---------- Data supplied

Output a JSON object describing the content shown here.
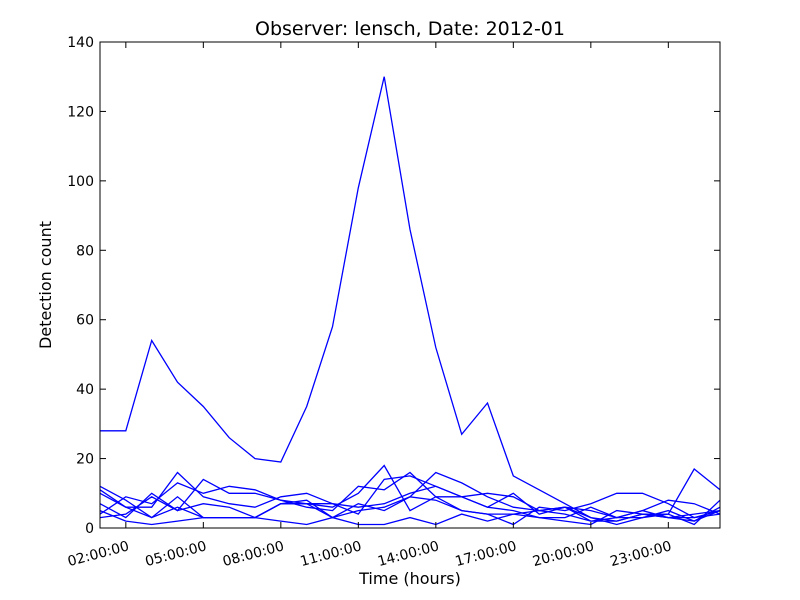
{
  "chart_data": {
    "type": "line",
    "title": "Observer: lensch, Date: 2012-01",
    "xlabel": "Time (hours)",
    "ylabel": "Detection count",
    "x_hours": [
      1,
      2,
      3,
      4,
      5,
      6,
      7,
      8,
      9,
      10,
      11,
      12,
      13,
      14,
      15,
      16,
      17,
      18,
      19,
      20,
      21,
      22,
      23,
      24,
      25
    ],
    "x_ticks": [
      {
        "hour": 2,
        "label": "02:00:00"
      },
      {
        "hour": 5,
        "label": "05:00:00"
      },
      {
        "hour": 8,
        "label": "08:00:00"
      },
      {
        "hour": 11,
        "label": "11:00:00"
      },
      {
        "hour": 14,
        "label": "14:00:00"
      },
      {
        "hour": 17,
        "label": "17:00:00"
      },
      {
        "hour": 20,
        "label": "20:00:00"
      },
      {
        "hour": 23,
        "label": "23:00:00"
      }
    ],
    "xlim": [
      1,
      25
    ],
    "ylim": [
      0,
      140
    ],
    "y_ticks": [
      0,
      20,
      40,
      60,
      80,
      100,
      120,
      140
    ],
    "series": [
      {
        "values": [
          28,
          28,
          54,
          42,
          35,
          26,
          20,
          19,
          35,
          58,
          98,
          130,
          86,
          52,
          27,
          36,
          15,
          11,
          7,
          3,
          2,
          4,
          3,
          2,
          5
        ]
      },
      {
        "values": [
          12,
          8,
          3,
          9,
          3,
          3,
          3,
          7,
          7,
          6,
          10,
          18,
          5,
          9,
          5,
          4,
          4,
          5,
          6,
          3,
          1,
          3,
          4,
          17,
          11
        ]
      },
      {
        "values": [
          10,
          6,
          6,
          16,
          9,
          7,
          6,
          9,
          10,
          7,
          4,
          14,
          15,
          12,
          9,
          6,
          5,
          3,
          3,
          6,
          3,
          3,
          5,
          2,
          6
        ]
      },
      {
        "values": [
          7,
          3,
          10,
          5,
          14,
          10,
          10,
          8,
          7,
          3,
          7,
          5,
          9,
          16,
          13,
          9,
          6,
          5,
          6,
          5,
          3,
          5,
          8,
          7,
          4
        ]
      },
      {
        "values": [
          4,
          9,
          7,
          13,
          10,
          12,
          11,
          8,
          6,
          5,
          12,
          11,
          16,
          9,
          9,
          10,
          9,
          5,
          4,
          2,
          2,
          4,
          3,
          3,
          5
        ]
      },
      {
        "values": [
          5,
          2,
          1,
          2,
          3,
          3,
          3,
          2,
          1,
          3,
          1,
          1,
          3,
          1,
          4,
          2,
          4,
          3,
          2,
          1,
          5,
          4,
          4,
          1,
          8
        ]
      },
      {
        "values": [
          3,
          4,
          9,
          5,
          7,
          6,
          3,
          7,
          8,
          3,
          5,
          6,
          9,
          8,
          5,
          4,
          1,
          6,
          5,
          7,
          10,
          10,
          7,
          3,
          4
        ]
      },
      {
        "values": [
          11,
          6,
          3,
          6,
          3,
          3,
          3,
          7,
          7,
          7,
          6,
          7,
          10,
          12,
          9,
          6,
          10,
          4,
          6,
          2,
          3,
          5,
          3,
          4,
          5
        ]
      }
    ]
  }
}
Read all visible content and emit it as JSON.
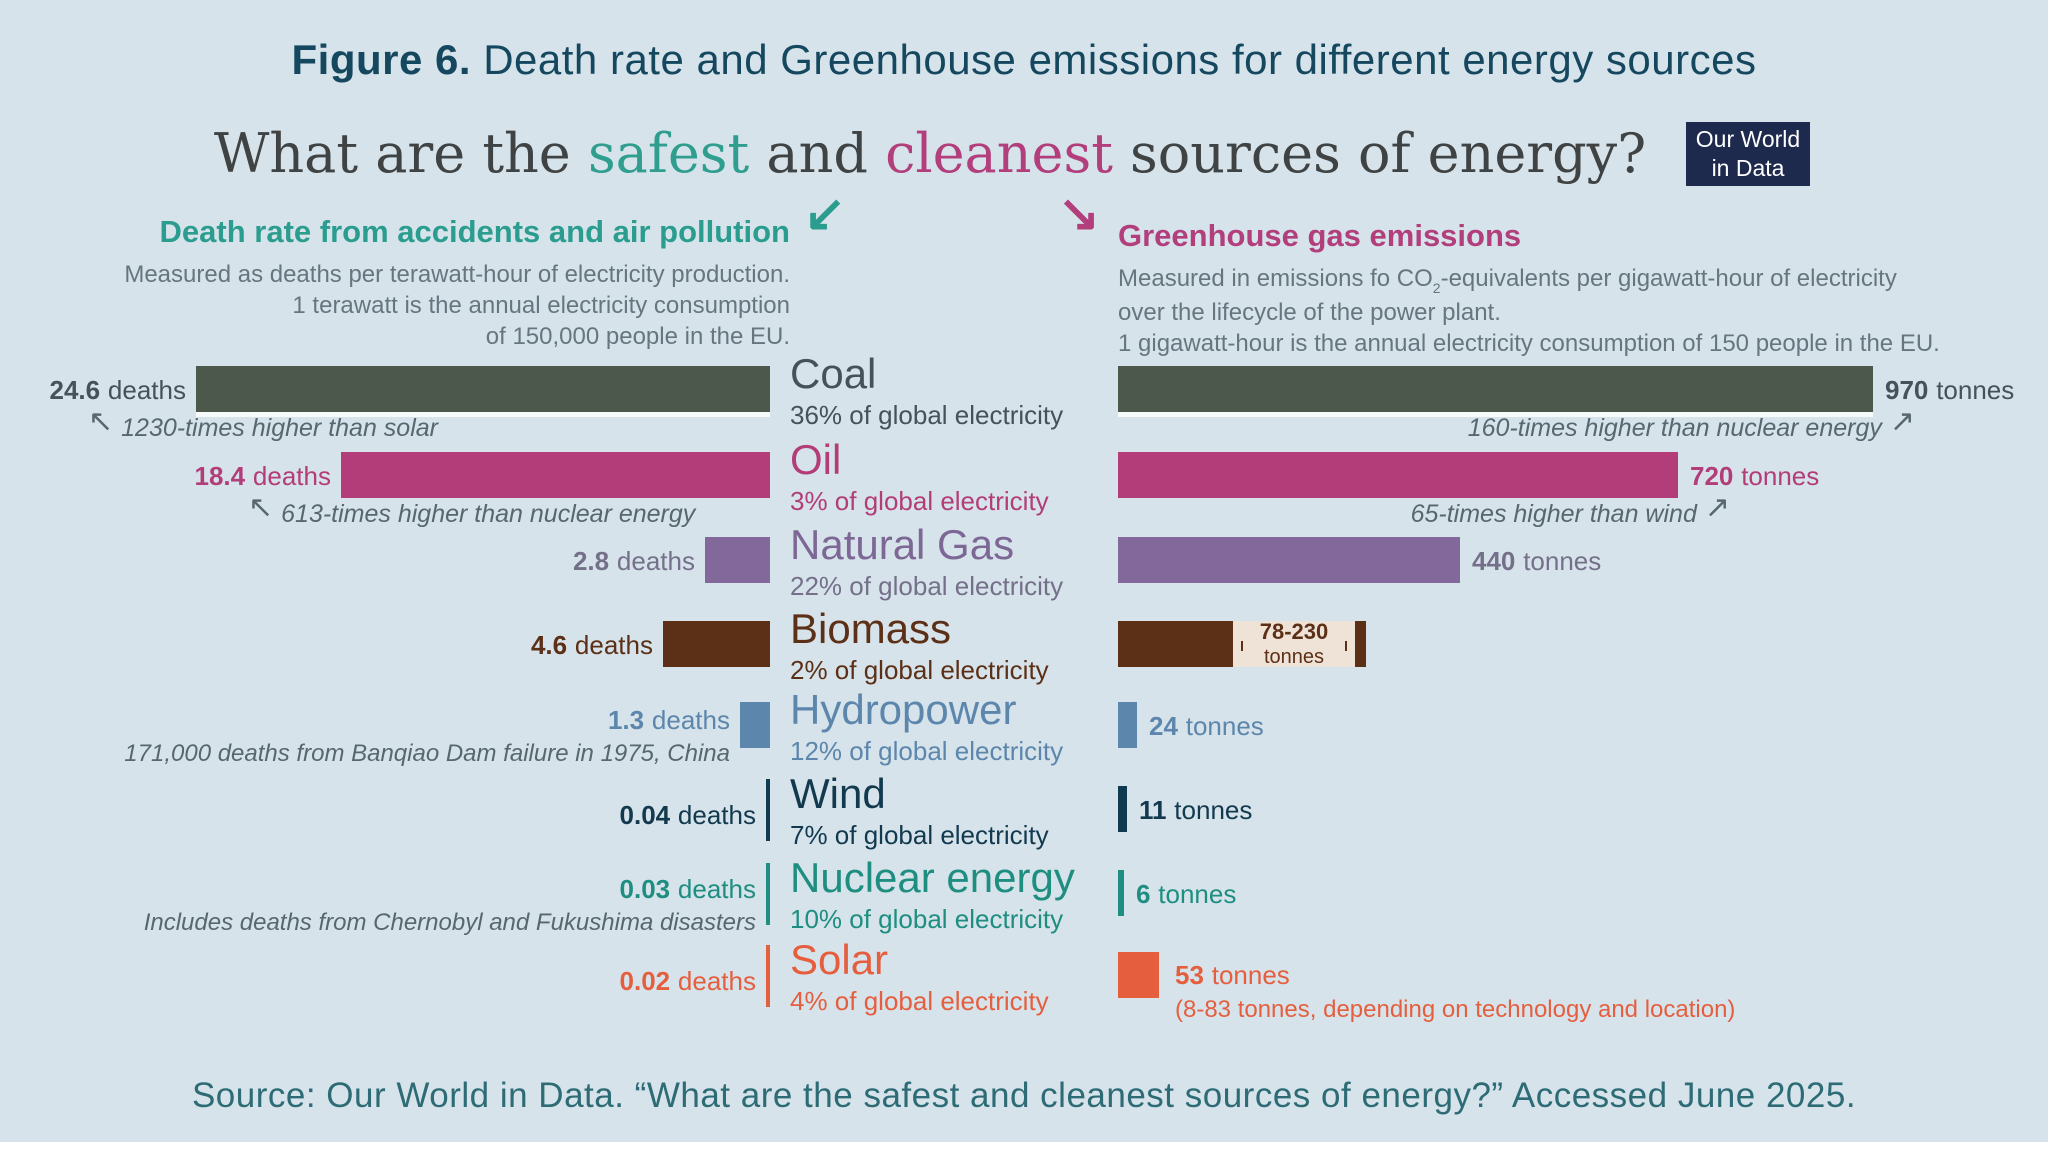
{
  "title": {
    "prefix": "Figure 6.",
    "rest": " Death rate and Greenhouse emissions for different energy sources"
  },
  "subtitle": {
    "part1": "What are the ",
    "safest": "safest",
    "part2": " and ",
    "cleanest": "cleanest",
    "part3": " sources of energy?"
  },
  "logo": {
    "line1": "Our World",
    "line2": "in Data"
  },
  "icons": {
    "down_left_arrow": "↙",
    "down_right_arrow": "↘",
    "up_left_arrow": "↖",
    "up_right_arrow": "↗"
  },
  "left_panel": {
    "heading": "Death rate from accidents and air pollution",
    "sub1": "Measured as deaths per terawatt-hour of electricity production.",
    "sub2": "1 terawatt is the annual electricity consumption",
    "sub3": "of 150,000 people in the EU."
  },
  "right_panel": {
    "heading": "Greenhouse gas emissions",
    "sub1_pre": "Measured in emissions fo CO",
    "sub1_sub": "2",
    "sub1_post": "-equivalents per gigawatt-hour of electricity",
    "sub2": "over the lifecycle of the power plant.",
    "sub3": "1 gigawatt-hour is the annual electricity consumption of 150 people in the EU."
  },
  "source": "Source: Our World in Data. “What are the safest and cleanest sources of energy?” Accessed June 2025.",
  "rows": [
    {
      "name": "Coal",
      "share": "36% of global electricity",
      "deaths_value": "24.6",
      "deaths_unit": "deaths",
      "tonnes_value": "970",
      "tonnes_unit": "tonnes",
      "left_note": "1230-times higher than solar",
      "right_note": "160-times higher than nuclear energy"
    },
    {
      "name": "Oil",
      "share": "3% of global electricity",
      "deaths_value": "18.4",
      "deaths_unit": "deaths",
      "tonnes_value": "720",
      "tonnes_unit": "tonnes",
      "left_note": "613-times higher than nuclear energy",
      "right_note": "65-times higher than wind"
    },
    {
      "name": "Natural Gas",
      "share": "22% of global electricity",
      "deaths_value": "2.8",
      "deaths_unit": "deaths",
      "tonnes_value": "440",
      "tonnes_unit": "tonnes"
    },
    {
      "name": "Biomass",
      "share": "2% of global electricity",
      "deaths_value": "4.6",
      "deaths_unit": "deaths",
      "range_top": "78-230",
      "range_bottom": "tonnes"
    },
    {
      "name": "Hydropower",
      "share": "12% of global electricity",
      "deaths_value": "1.3",
      "deaths_unit": "deaths",
      "tonnes_value": "24",
      "tonnes_unit": "tonnes",
      "left_note": "171,000 deaths from Banqiao Dam failure in 1975, China"
    },
    {
      "name": "Wind",
      "share": "7% of global electricity",
      "deaths_value": "0.04",
      "deaths_unit": "deaths",
      "tonnes_value": "11",
      "tonnes_unit": "tonnes"
    },
    {
      "name": "Nuclear energy",
      "share": "10% of global electricity",
      "deaths_value": "0.03",
      "deaths_unit": "deaths",
      "tonnes_value": "6",
      "tonnes_unit": "tonnes",
      "left_note": "Includes deaths from Chernobyl and Fukushima disasters"
    },
    {
      "name": "Solar",
      "share": "4% of global electricity",
      "deaths_value": "0.02",
      "deaths_unit": "deaths",
      "tonnes_value": "53",
      "tonnes_unit": "tonnes",
      "tonnes_note": "(8-83 tonnes, depending on technology and location)"
    }
  ],
  "colors": {
    "background": "#d6e3eb",
    "title": "#15485f",
    "safest_accent": "#2f9e8e",
    "cleanest_accent": "#b23e7c",
    "coal": "#4d584d",
    "oil": "#b23d78",
    "natural_gas": "#83699b",
    "biomass": "#5c3017",
    "hydropower": "#5d86ac",
    "wind": "#0f3a4f",
    "nuclear": "#1e8e81",
    "solar": "#e55f3f",
    "annotation_gray": "#57676f",
    "range_box": "#efe3d7",
    "logo_bg": "#1d2a4e",
    "source_text": "#2d6b75"
  },
  "chart_data": {
    "type": "bar",
    "orientation": "horizontal",
    "title": "What are the safest and cleanest sources of energy?",
    "categories": [
      "Coal",
      "Oil",
      "Natural Gas",
      "Biomass",
      "Hydropower",
      "Wind",
      "Nuclear energy",
      "Solar"
    ],
    "series": [
      {
        "name": "Death rate from accidents and air pollution (deaths per terawatt-hour)",
        "values": [
          24.6,
          18.4,
          2.8,
          4.6,
          1.3,
          0.04,
          0.03,
          0.02
        ]
      },
      {
        "name": "Greenhouse gas emissions (tonnes CO2-equivalents per gigawatt-hour)",
        "values": [
          970,
          720,
          440,
          78,
          24,
          11,
          6,
          53
        ]
      }
    ],
    "share_of_global_electricity_pct": [
      36,
      3,
      22,
      2,
      12,
      7,
      10,
      4
    ],
    "biomass_emissions_range_tonnes": [
      78,
      230
    ],
    "solar_emissions_range_tonnes": [
      8,
      83
    ],
    "legend_position": "none",
    "grid": false
  }
}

--------------------

Copy every line of the entries above in which "terawatt" occurs.

> Exercise response:
    "sub1": "Measured as deaths per terawatt-hour of electricity production.",
    "sub2": "1 terawatt is the annual electricity consumption",
        "name": "Death rate from accidents and air pollution (deaths per terawatt-hour)",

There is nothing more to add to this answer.